▶ The problem:
Restate, word for word, all of the material shown below.

── Records shown ──

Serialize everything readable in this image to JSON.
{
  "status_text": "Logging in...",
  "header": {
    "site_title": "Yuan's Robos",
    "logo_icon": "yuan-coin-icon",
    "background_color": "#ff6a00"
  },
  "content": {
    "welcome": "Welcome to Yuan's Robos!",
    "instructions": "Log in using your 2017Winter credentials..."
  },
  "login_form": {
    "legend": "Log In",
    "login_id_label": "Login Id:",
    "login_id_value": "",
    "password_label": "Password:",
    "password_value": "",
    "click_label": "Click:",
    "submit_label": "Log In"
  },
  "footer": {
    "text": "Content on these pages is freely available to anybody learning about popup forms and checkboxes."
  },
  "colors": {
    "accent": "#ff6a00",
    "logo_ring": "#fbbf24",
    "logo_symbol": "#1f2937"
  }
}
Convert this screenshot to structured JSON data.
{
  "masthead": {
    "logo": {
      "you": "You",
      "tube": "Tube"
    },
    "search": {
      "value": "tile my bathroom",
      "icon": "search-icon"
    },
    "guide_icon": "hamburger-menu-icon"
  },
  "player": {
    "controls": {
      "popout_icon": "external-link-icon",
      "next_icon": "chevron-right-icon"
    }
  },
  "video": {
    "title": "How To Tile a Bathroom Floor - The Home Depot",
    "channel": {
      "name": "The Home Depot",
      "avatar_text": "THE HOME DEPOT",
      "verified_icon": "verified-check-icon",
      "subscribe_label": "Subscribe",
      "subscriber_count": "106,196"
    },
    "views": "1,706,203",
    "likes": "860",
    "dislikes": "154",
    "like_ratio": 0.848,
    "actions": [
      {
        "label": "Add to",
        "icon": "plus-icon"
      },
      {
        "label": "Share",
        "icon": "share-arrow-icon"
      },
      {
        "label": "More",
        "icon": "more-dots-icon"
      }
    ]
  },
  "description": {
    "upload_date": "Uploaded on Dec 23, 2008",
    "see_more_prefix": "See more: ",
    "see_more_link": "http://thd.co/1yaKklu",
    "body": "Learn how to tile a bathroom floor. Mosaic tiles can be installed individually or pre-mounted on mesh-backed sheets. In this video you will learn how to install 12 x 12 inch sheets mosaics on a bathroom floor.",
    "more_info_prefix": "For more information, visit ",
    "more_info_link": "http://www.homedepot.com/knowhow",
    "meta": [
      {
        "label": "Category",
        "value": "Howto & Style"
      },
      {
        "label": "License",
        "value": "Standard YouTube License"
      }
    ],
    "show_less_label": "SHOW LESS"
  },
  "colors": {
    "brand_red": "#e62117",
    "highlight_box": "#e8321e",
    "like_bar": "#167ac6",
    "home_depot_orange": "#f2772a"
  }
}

───

▶ In response:
Serialize everything readable in this image to JSON.
{
  "status_text": "Logging in...",
  "header": {
    "site_title": "Yuan's Robos",
    "logo_icon": "yuan-coin-icon",
    "background_color": "#ff6a00"
  },
  "content": {
    "welcome": "Welcome to Yuan's Robos!",
    "instructions": "Log in using your 2017Winter credentials..."
  },
  "login_form": {
    "legend": "Log In",
    "login_id_label": "Login Id:",
    "login_id_value": "",
    "password_label": "Password:",
    "password_value": "",
    "click_label": "Click:",
    "submit_label": "Log In"
  },
  "footer": {
    "text": "Content on these pages is freely available to anybody learning about popup forms and checkboxes."
  },
  "colors": {
    "accent": "#ff6a00",
    "logo_ring": "#fbbf24",
    "logo_symbol": "#1f2937"
  }
}
Convert this screenshot to structured JSON data.
{
  "masthead": {
    "logo": {
      "you": "You",
      "tube": "Tube"
    },
    "search": {
      "value": "tile my bathroom",
      "icon": "search-icon"
    },
    "guide_icon": "hamburger-menu-icon"
  },
  "player": {
    "controls": {
      "popout_icon": "external-link-icon",
      "next_icon": "chevron-right-icon"
    }
  },
  "video": {
    "title": "How To Tile a Bathroom Floor - The Home Depot",
    "channel": {
      "name": "The Home Depot",
      "avatar_text": "THE HOME DEPOT",
      "verified_icon": "verified-check-icon",
      "subscribe_label": "Subscribe",
      "subscriber_count": "106,196"
    },
    "views": "1,706,203",
    "likes": "860",
    "dislikes": "154",
    "like_ratio": 0.848,
    "actions": [
      {
        "label": "Add to",
        "icon": "plus-icon"
      },
      {
        "label": "Share",
        "icon": "share-arrow-icon"
      },
      {
        "label": "More",
        "icon": "more-dots-icon"
      }
    ]
  },
  "description": {
    "upload_date": "Uploaded on Dec 23, 2008",
    "see_more_prefix": "See more: ",
    "see_more_link": "http://thd.co/1yaKklu",
    "body": "Learn how to tile a bathroom floor. Mosaic tiles can be installed individually or pre-mounted on mesh-backed sheets. In this video you will learn how to install 12 x 12 inch sheets mosaics on a bathroom floor.",
    "more_info_prefix": "For more information, visit ",
    "more_info_link": "http://www.homedepot.com/knowhow",
    "meta": [
      {
        "label": "Category",
        "value": "Howto & Style"
      },
      {
        "label": "License",
        "value": "Standard YouTube License"
      }
    ],
    "show_less_label": "SHOW LESS"
  },
  "colors": {
    "brand_red": "#e62117",
    "highlight_box": "#e8321e",
    "like_bar": "#167ac6",
    "home_depot_orange": "#f2772a"
  }
}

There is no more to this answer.